Given request: Determine how many lines hold "emoji" and give only that number.

Data section:
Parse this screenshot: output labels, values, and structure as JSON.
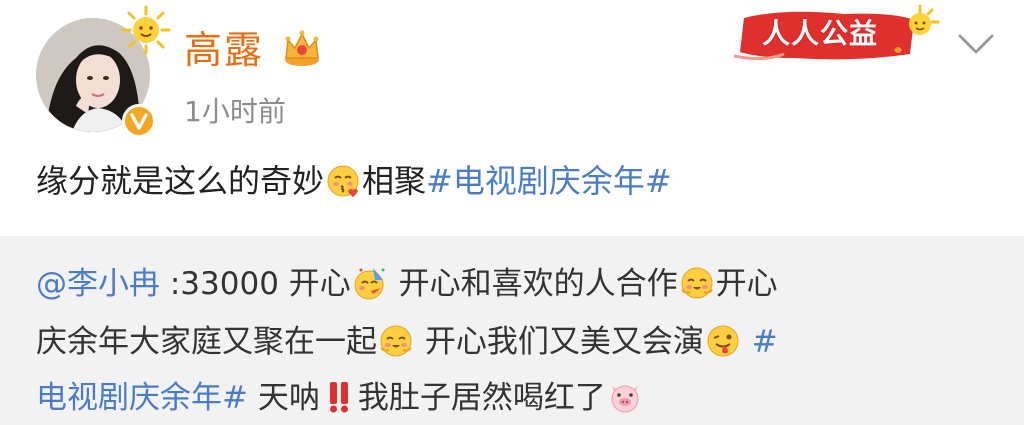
{
  "user": {
    "name": "高露",
    "time": "1小时前"
  },
  "badge": {
    "charity_label": "人人公益"
  },
  "post": {
    "text_part1": "缘分就是这么的奇妙",
    "text_part2": "相聚",
    "hashtag": "#电视剧庆余年#"
  },
  "repost": {
    "mention": "@李小冉",
    "line1_a": " :33000 开心",
    "line1_b": " 开心和喜欢的人合作",
    "line1_c": "开心",
    "line2_a": "庆余年大家庭又聚在一起",
    "line2_b": " 开心我们又美又会演",
    "line2_hash": " #",
    "line3_hash": "电视剧庆余年#",
    "line3_a": " 天呐",
    "line3_b": "我肚子居然喝红了"
  },
  "colors": {
    "username": "#e86b0c",
    "link": "#4a7cc7",
    "text": "#222222",
    "muted": "#8c8c8c",
    "repost_bg": "#f2f2f2",
    "verified": "#f5a623",
    "charity": "#e0302e"
  },
  "icons": [
    "sun-icon",
    "verified-v-icon",
    "crown-icon",
    "charity-sun-icon",
    "chevron-down-icon",
    "kiss-emoji-icon",
    "party-emoji-icon",
    "happy-emoji-icon",
    "tongue-emoji-icon",
    "double-exclamation-icon",
    "pig-emoji-icon"
  ]
}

Solution for this task: 5